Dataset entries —
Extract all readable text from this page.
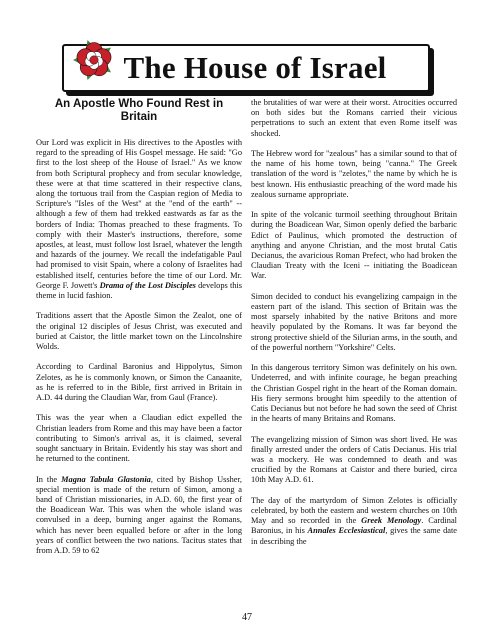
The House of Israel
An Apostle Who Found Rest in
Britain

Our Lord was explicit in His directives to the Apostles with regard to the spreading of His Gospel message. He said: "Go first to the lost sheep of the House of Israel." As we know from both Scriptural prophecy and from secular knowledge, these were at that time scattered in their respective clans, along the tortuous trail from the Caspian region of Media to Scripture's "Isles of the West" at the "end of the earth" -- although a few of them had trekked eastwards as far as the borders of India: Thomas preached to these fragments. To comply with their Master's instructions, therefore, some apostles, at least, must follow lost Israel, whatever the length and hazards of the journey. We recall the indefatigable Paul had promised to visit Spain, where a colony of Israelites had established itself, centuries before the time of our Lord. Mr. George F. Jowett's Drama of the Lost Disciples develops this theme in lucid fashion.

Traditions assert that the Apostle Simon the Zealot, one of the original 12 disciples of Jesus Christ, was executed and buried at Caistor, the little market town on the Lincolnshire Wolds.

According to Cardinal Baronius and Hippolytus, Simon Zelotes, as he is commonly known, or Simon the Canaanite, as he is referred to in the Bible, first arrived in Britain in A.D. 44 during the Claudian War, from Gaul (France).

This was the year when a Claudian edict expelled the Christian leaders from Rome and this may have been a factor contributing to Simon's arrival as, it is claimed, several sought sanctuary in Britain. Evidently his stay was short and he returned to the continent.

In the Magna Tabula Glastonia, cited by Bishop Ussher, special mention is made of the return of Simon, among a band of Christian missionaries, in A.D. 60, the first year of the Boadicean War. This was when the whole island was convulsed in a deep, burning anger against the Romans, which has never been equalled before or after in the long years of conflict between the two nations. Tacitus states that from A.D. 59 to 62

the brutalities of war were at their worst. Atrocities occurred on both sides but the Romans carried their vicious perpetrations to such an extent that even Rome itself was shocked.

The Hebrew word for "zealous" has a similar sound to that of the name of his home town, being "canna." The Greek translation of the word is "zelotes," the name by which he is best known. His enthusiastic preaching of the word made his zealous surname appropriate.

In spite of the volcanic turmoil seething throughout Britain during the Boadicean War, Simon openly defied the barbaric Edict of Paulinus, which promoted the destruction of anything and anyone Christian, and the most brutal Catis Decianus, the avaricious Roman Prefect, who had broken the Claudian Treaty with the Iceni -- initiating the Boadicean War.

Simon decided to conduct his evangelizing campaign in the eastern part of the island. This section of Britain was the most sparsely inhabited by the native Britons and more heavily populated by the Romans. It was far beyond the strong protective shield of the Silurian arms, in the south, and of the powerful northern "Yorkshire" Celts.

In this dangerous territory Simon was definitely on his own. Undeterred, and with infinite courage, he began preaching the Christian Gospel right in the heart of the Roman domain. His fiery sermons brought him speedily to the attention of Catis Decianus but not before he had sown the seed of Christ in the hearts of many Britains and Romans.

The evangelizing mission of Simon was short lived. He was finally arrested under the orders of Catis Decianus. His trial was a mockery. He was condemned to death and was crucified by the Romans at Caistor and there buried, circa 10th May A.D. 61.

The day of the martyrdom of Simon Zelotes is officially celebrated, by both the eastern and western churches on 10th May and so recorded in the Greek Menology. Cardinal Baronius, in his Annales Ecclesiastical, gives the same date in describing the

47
...
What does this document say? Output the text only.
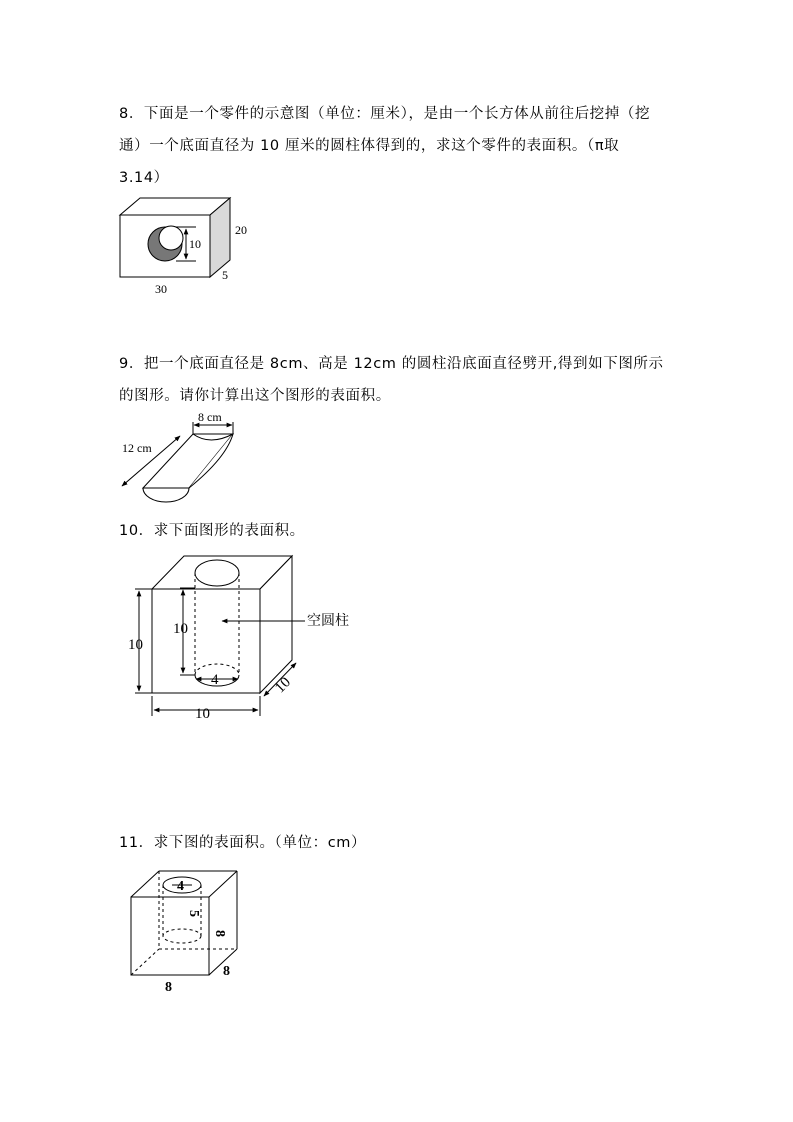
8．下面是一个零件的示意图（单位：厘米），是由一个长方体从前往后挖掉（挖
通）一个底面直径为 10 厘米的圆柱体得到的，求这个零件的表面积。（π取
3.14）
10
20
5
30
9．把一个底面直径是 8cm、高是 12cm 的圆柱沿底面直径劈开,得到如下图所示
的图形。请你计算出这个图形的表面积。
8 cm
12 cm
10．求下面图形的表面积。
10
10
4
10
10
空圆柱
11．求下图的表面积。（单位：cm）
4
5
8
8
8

Exercise goal — Report the number of lines in the listing that include the string "Israel"; give nothing but the number.

Solved problem — 2